◆ Records provided

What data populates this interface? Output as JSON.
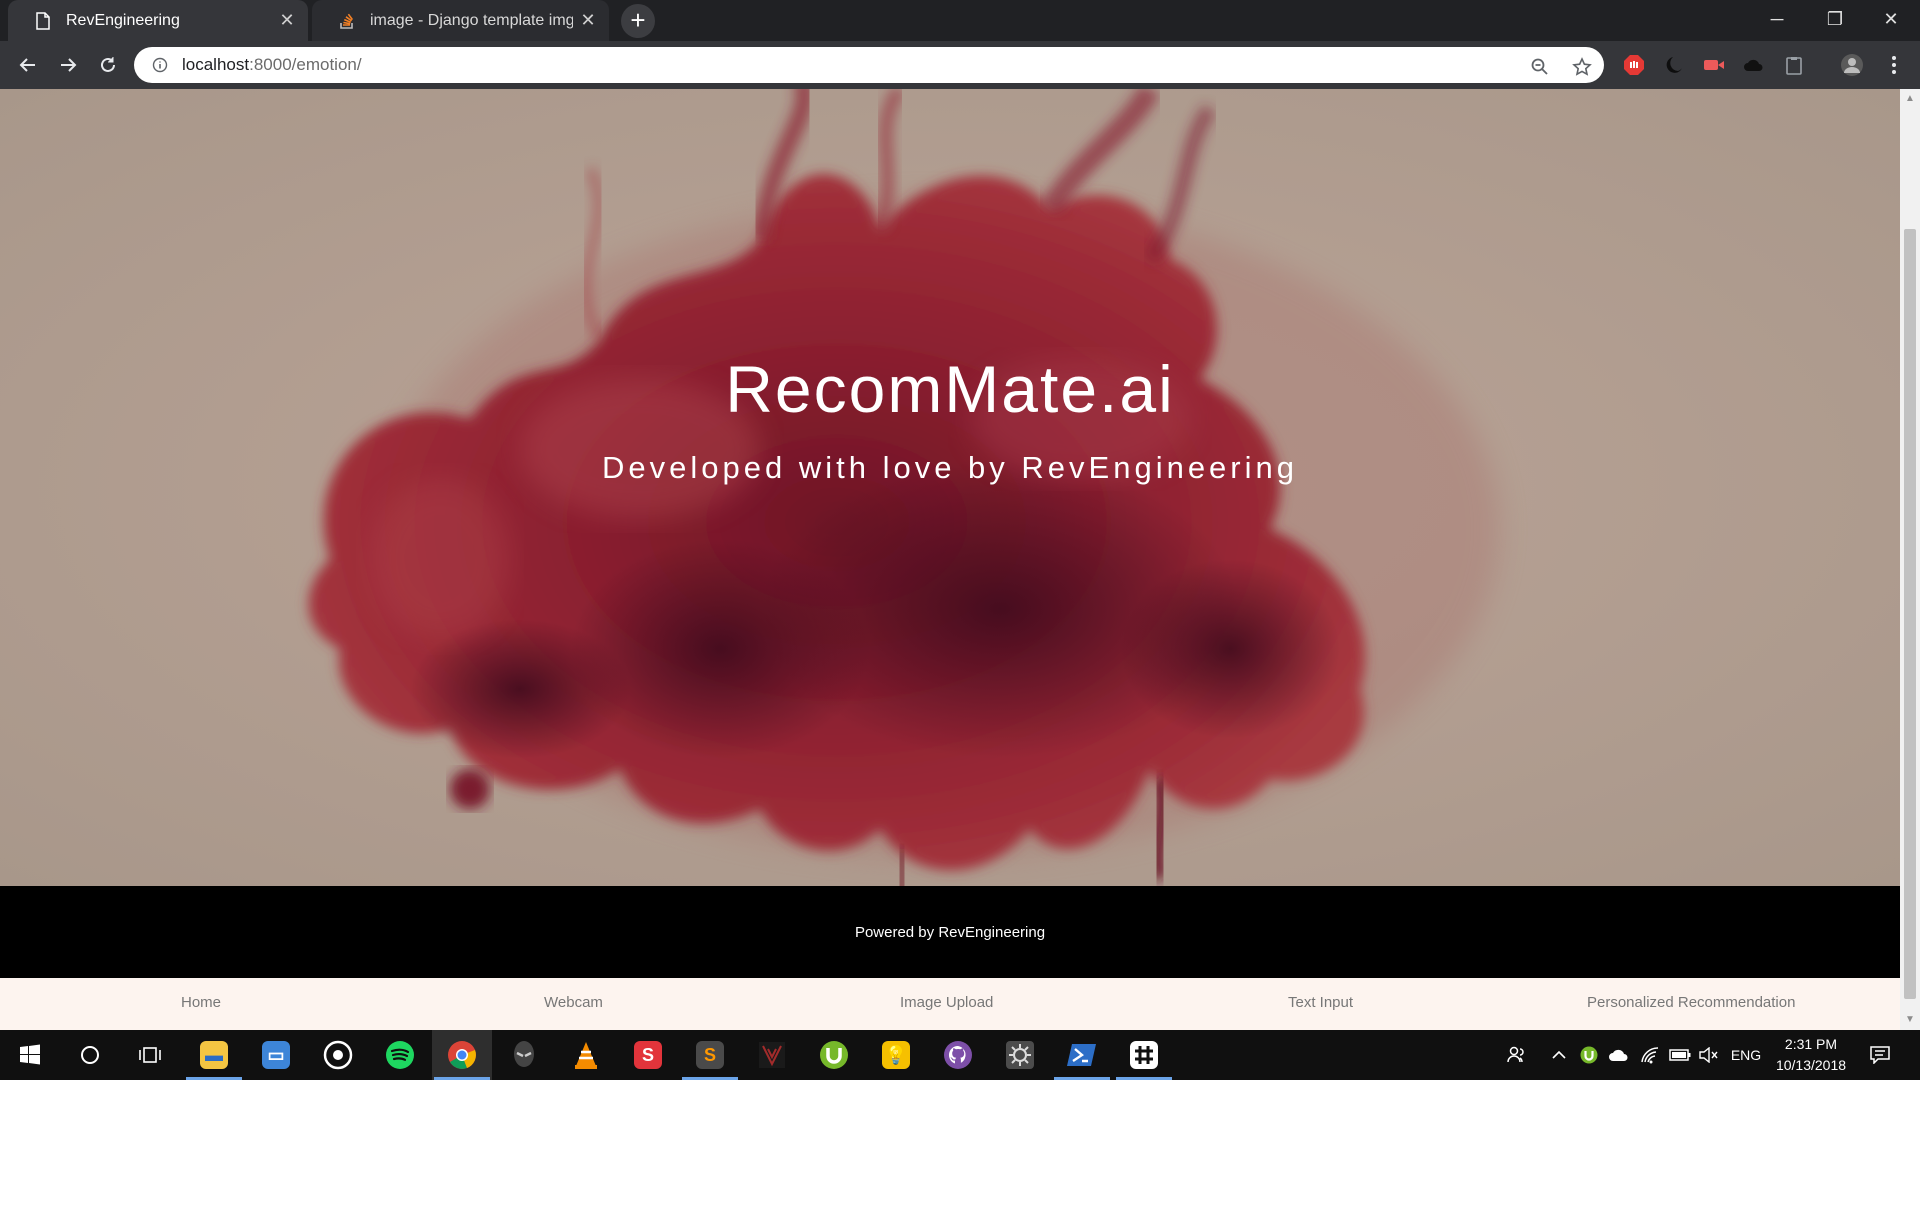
{
  "browser": {
    "tabs": [
      {
        "title": "RevEngineering",
        "icon": "page-icon",
        "active": true
      },
      {
        "title": "image - Django template img src",
        "icon": "stackoverflow-icon",
        "active": false
      }
    ],
    "new_tab_label": "+",
    "address": {
      "host": "localhost",
      "path": ":8000/emotion/"
    }
  },
  "page": {
    "hero": {
      "title": "RecomMate.ai",
      "subtitle": "Developed with love by RevEngineering"
    },
    "footer": {
      "text": "Powered by RevEngineering"
    },
    "nav": {
      "items": [
        "Home",
        "Webcam",
        "Image Upload",
        "Text Input",
        "Personalized Recommendation"
      ]
    }
  },
  "taskbar": {
    "apps": [
      "file-explorer-icon",
      "laptop-icon",
      "groove-music-icon",
      "spotify-icon",
      "chrome-icon",
      "alienware-icon",
      "vlc-icon",
      "s-app-icon",
      "sublime-text-icon",
      "predator-icon",
      "utorrent-icon",
      "bulb-app-icon",
      "github-icon",
      "anaconda-icon",
      "powershell-icon",
      "slack-icon"
    ],
    "tray": {
      "language": "ENG",
      "time": "2:31 PM",
      "date": "10/13/2018"
    }
  },
  "colors": {
    "hero_bg": "#b49f92",
    "ink": "#8a1e2e",
    "footer_bg": "#000000",
    "nav_bg": "#fdf4ef",
    "chrome_dark": "#202124"
  }
}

◆ Aim
Skip every picture and transcribe the data above exactly.

◆ Exercise result
What data populates this interface? Output as JSON.
{
  "browser": {
    "tabs": [
      {
        "title": "RevEngineering",
        "icon": "page-icon",
        "active": true
      },
      {
        "title": "image - Django template img src",
        "icon": "stackoverflow-icon",
        "active": false
      }
    ],
    "new_tab_label": "+",
    "address": {
      "host": "localhost",
      "path": ":8000/emotion/"
    }
  },
  "page": {
    "hero": {
      "title": "RecomMate.ai",
      "subtitle": "Developed with love by RevEngineering"
    },
    "footer": {
      "text": "Powered by RevEngineering"
    },
    "nav": {
      "items": [
        "Home",
        "Webcam",
        "Image Upload",
        "Text Input",
        "Personalized Recommendation"
      ]
    }
  },
  "taskbar": {
    "apps": [
      "file-explorer-icon",
      "laptop-icon",
      "groove-music-icon",
      "spotify-icon",
      "chrome-icon",
      "alienware-icon",
      "vlc-icon",
      "s-app-icon",
      "sublime-text-icon",
      "predator-icon",
      "utorrent-icon",
      "bulb-app-icon",
      "github-icon",
      "anaconda-icon",
      "powershell-icon",
      "slack-icon"
    ],
    "tray": {
      "language": "ENG",
      "time": "2:31 PM",
      "date": "10/13/2018"
    }
  },
  "colors": {
    "hero_bg": "#b49f92",
    "ink": "#8a1e2e",
    "footer_bg": "#000000",
    "nav_bg": "#fdf4ef",
    "chrome_dark": "#202124"
  }
}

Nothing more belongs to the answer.